▶ **Exercise**: Each entry here needs to be set down again exactly, please; pictures are left out.

▶ **Task material**:
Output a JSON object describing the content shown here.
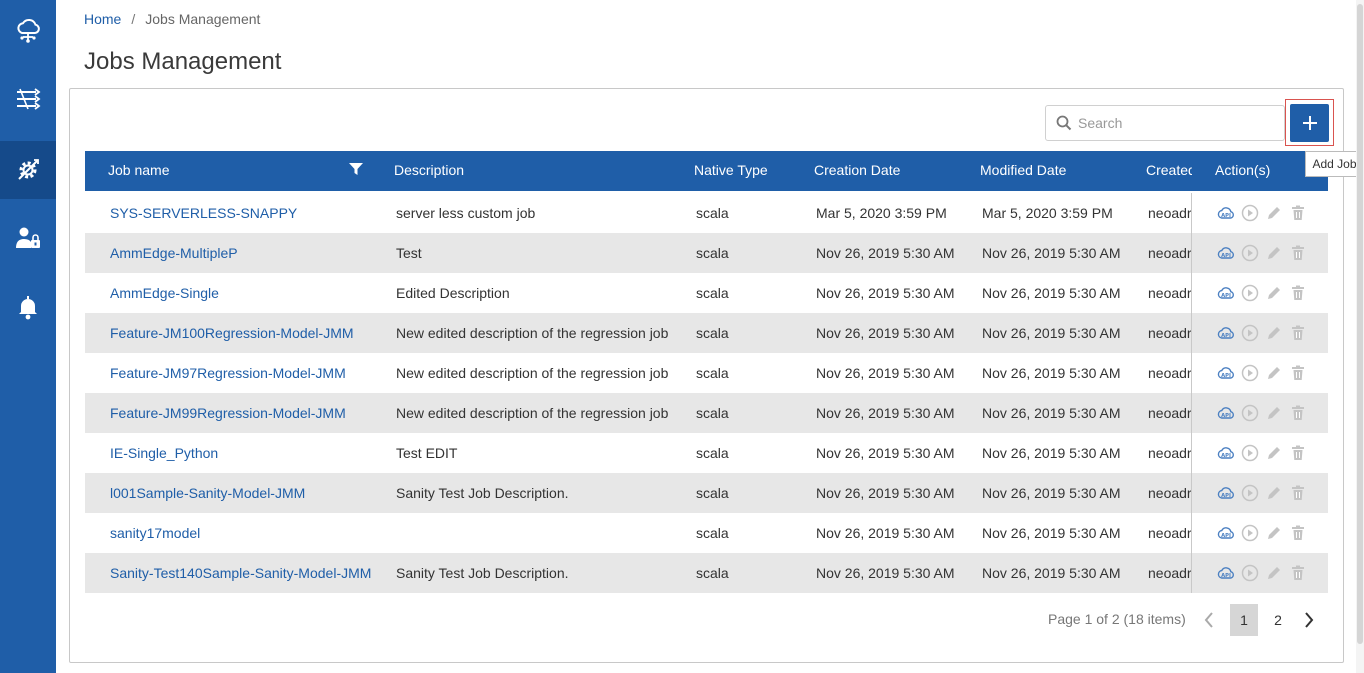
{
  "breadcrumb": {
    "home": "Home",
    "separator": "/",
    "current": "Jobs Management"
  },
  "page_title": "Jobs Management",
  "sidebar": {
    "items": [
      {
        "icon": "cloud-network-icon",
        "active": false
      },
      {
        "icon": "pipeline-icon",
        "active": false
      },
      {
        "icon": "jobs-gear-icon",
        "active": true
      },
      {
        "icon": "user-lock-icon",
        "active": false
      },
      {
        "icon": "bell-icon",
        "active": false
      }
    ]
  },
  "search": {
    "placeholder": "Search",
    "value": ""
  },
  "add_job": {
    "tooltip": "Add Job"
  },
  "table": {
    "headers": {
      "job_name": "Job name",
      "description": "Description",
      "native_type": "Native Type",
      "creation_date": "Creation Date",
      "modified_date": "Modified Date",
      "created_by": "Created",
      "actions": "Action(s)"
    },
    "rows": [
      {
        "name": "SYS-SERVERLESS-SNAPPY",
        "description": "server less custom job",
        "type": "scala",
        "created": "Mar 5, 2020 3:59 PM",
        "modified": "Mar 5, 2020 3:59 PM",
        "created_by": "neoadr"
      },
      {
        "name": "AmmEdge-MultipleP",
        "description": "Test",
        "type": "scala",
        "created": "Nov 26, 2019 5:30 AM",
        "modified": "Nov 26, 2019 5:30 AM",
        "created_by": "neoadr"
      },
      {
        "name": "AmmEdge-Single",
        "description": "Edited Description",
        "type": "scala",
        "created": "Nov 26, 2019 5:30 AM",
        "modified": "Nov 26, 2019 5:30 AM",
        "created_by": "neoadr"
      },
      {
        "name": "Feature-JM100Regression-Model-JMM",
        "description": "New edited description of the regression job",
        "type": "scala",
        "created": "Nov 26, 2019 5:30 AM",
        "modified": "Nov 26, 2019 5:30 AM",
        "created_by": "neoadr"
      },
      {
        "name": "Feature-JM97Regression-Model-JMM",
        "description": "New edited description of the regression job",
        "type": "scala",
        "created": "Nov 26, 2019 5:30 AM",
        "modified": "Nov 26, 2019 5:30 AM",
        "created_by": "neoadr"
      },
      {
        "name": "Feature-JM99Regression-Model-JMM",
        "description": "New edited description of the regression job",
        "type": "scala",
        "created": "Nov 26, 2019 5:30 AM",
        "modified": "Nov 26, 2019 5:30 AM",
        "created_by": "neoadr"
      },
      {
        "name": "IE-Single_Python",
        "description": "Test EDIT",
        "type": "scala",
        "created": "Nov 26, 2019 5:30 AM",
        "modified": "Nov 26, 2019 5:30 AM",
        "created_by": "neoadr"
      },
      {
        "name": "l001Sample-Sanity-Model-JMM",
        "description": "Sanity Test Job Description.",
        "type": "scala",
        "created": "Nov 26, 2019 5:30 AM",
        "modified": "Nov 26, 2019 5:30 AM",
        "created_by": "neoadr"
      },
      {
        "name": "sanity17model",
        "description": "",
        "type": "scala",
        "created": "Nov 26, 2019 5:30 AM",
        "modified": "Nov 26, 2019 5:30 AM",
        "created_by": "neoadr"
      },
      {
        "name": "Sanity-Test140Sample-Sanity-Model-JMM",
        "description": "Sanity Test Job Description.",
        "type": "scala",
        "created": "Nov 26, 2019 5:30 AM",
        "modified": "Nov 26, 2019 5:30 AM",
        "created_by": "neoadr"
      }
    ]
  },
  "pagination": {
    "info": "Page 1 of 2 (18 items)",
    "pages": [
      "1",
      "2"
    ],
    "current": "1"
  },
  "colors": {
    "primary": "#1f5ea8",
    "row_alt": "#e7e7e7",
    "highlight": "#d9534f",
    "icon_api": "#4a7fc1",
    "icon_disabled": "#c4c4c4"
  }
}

▶ **The answer**:
Output a JSON object describing the content shown here.
{
  "breadcrumb": {
    "home": "Home",
    "separator": "/",
    "current": "Jobs Management"
  },
  "page_title": "Jobs Management",
  "sidebar": {
    "items": [
      {
        "icon": "cloud-network-icon",
        "active": false
      },
      {
        "icon": "pipeline-icon",
        "active": false
      },
      {
        "icon": "jobs-gear-icon",
        "active": true
      },
      {
        "icon": "user-lock-icon",
        "active": false
      },
      {
        "icon": "bell-icon",
        "active": false
      }
    ]
  },
  "search": {
    "placeholder": "Search",
    "value": ""
  },
  "add_job": {
    "tooltip": "Add Job"
  },
  "table": {
    "headers": {
      "job_name": "Job name",
      "description": "Description",
      "native_type": "Native Type",
      "creation_date": "Creation Date",
      "modified_date": "Modified Date",
      "created_by": "Created",
      "actions": "Action(s)"
    },
    "rows": [
      {
        "name": "SYS-SERVERLESS-SNAPPY",
        "description": "server less custom job",
        "type": "scala",
        "created": "Mar 5, 2020 3:59 PM",
        "modified": "Mar 5, 2020 3:59 PM",
        "created_by": "neoadr"
      },
      {
        "name": "AmmEdge-MultipleP",
        "description": "Test",
        "type": "scala",
        "created": "Nov 26, 2019 5:30 AM",
        "modified": "Nov 26, 2019 5:30 AM",
        "created_by": "neoadr"
      },
      {
        "name": "AmmEdge-Single",
        "description": "Edited Description",
        "type": "scala",
        "created": "Nov 26, 2019 5:30 AM",
        "modified": "Nov 26, 2019 5:30 AM",
        "created_by": "neoadr"
      },
      {
        "name": "Feature-JM100Regression-Model-JMM",
        "description": "New edited description of the regression job",
        "type": "scala",
        "created": "Nov 26, 2019 5:30 AM",
        "modified": "Nov 26, 2019 5:30 AM",
        "created_by": "neoadr"
      },
      {
        "name": "Feature-JM97Regression-Model-JMM",
        "description": "New edited description of the regression job",
        "type": "scala",
        "created": "Nov 26, 2019 5:30 AM",
        "modified": "Nov 26, 2019 5:30 AM",
        "created_by": "neoadr"
      },
      {
        "name": "Feature-JM99Regression-Model-JMM",
        "description": "New edited description of the regression job",
        "type": "scala",
        "created": "Nov 26, 2019 5:30 AM",
        "modified": "Nov 26, 2019 5:30 AM",
        "created_by": "neoadr"
      },
      {
        "name": "IE-Single_Python",
        "description": "Test EDIT",
        "type": "scala",
        "created": "Nov 26, 2019 5:30 AM",
        "modified": "Nov 26, 2019 5:30 AM",
        "created_by": "neoadr"
      },
      {
        "name": "l001Sample-Sanity-Model-JMM",
        "description": "Sanity Test Job Description.",
        "type": "scala",
        "created": "Nov 26, 2019 5:30 AM",
        "modified": "Nov 26, 2019 5:30 AM",
        "created_by": "neoadr"
      },
      {
        "name": "sanity17model",
        "description": "",
        "type": "scala",
        "created": "Nov 26, 2019 5:30 AM",
        "modified": "Nov 26, 2019 5:30 AM",
        "created_by": "neoadr"
      },
      {
        "name": "Sanity-Test140Sample-Sanity-Model-JMM",
        "description": "Sanity Test Job Description.",
        "type": "scala",
        "created": "Nov 26, 2019 5:30 AM",
        "modified": "Nov 26, 2019 5:30 AM",
        "created_by": "neoadr"
      }
    ]
  },
  "pagination": {
    "info": "Page 1 of 2 (18 items)",
    "pages": [
      "1",
      "2"
    ],
    "current": "1"
  },
  "colors": {
    "primary": "#1f5ea8",
    "row_alt": "#e7e7e7",
    "highlight": "#d9534f",
    "icon_api": "#4a7fc1",
    "icon_disabled": "#c4c4c4"
  }
}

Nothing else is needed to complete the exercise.